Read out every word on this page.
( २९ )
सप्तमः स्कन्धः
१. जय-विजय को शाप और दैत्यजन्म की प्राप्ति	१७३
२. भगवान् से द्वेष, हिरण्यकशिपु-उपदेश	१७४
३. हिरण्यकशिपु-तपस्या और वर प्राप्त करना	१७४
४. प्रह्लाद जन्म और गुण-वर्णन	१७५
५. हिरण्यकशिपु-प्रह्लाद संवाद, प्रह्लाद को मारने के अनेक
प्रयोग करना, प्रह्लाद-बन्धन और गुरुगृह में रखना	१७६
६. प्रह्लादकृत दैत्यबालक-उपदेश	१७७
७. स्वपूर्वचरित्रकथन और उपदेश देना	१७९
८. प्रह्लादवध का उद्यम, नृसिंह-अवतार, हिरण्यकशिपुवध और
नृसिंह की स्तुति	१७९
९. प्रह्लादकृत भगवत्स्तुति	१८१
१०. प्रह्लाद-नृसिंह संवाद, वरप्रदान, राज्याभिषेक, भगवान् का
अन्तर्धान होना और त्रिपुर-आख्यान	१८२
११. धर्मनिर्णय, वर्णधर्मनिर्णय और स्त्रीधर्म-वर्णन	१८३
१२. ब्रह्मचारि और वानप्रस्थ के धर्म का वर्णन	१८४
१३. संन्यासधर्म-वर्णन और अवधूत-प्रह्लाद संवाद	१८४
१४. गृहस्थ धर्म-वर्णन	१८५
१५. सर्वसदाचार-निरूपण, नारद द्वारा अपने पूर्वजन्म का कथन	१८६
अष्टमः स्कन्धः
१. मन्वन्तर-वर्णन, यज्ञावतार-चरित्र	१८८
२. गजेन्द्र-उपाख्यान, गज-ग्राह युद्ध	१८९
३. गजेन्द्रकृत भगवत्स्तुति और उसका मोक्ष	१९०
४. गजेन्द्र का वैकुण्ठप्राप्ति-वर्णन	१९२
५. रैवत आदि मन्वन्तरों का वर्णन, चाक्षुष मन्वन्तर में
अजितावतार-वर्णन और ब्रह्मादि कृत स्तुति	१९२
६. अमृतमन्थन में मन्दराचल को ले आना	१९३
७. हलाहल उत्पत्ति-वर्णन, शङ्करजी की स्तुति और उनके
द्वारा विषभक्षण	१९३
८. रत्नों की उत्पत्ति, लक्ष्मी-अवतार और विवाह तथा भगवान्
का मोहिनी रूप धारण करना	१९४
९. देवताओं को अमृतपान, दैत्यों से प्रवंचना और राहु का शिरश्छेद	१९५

_ _ _

EXERCISE DIRECTIONS: Retype the records above exactly.

RESULT FOR THIS TASK:
Read out every word on this page.
( २९ )
सप्तमः स्कन्धः
१. जय-विजय को शाप और दैत्यजन्म की प्राप्ति	१७३
२. भगवान् से द्वेष, हिरण्यकशिपु-उपदेश	१७४
३. हिरण्यकशिपु-तपस्या और वर प्राप्त करना	१७४
४. प्रह्लाद जन्म और गुण-वर्णन	१७५
५. हिरण्यकशिपु-प्रह्लाद संवाद, प्रह्लाद को मारने के अनेक
प्रयोग करना, प्रह्लाद-बन्धन और गुरुगृह में रखना	१७६
६. प्रह्लादकृत दैत्यबालक-उपदेश	१७७
७. स्वपूर्वचरित्रकथन और उपदेश देना	१७९
८. प्रह्लादवध का उद्यम, नृसिंह-अवतार, हिरण्यकशिपुवध और
नृसिंह की स्तुति	१७९
९. प्रह्लादकृत भगवत्स्तुति	१८१
१०. प्रह्लाद-नृसिंह संवाद, वरप्रदान, राज्याभिषेक, भगवान् का
अन्तर्धान होना और त्रिपुर-आख्यान	१८२
११. धर्मनिर्णय, वर्णधर्मनिर्णय और स्त्रीधर्म-वर्णन	१८३
१२. ब्रह्मचारि और वानप्रस्थ के धर्म का वर्णन	१८४
१३. संन्यासधर्म-वर्णन और अवधूत-प्रह्लाद संवाद	१८४
१४. गृहस्थ धर्म-वर्णन	१८५
१५. सर्वसदाचार-निरूपण, नारद द्वारा अपने पूर्वजन्म का कथन	१८६
अष्टमः स्कन्धः
१. मन्वन्तर-वर्णन, यज्ञावतार-चरित्र	१८८
२. गजेन्द्र-उपाख्यान, गज-ग्राह युद्ध	१८९
३. गजेन्द्रकृत भगवत्स्तुति और उसका मोक्ष	१९०
४. गजेन्द्र का वैकुण्ठप्राप्ति-वर्णन	१९२
५. रैवत आदि मन्वन्तरों का वर्णन, चाक्षुष मन्वन्तर में
अजितावतार-वर्णन और ब्रह्मादि कृत स्तुति	१९२
६. अमृतमन्थन में मन्दराचल को ले आना	१९३
७. हलाहल उत्पत्ति-वर्णन, शङ्करजी की स्तुति और उनके
द्वारा विषभक्षण	१९३
८. रत्नों की उत्पत्ति, लक्ष्मी-अवतार और विवाह तथा भगवान्
का मोहिनी रूप धारण करना	१९४
९. देवताओं को अमृतपान, दैत्यों से प्रवंचना और राहु का शिरश्छेद	१९५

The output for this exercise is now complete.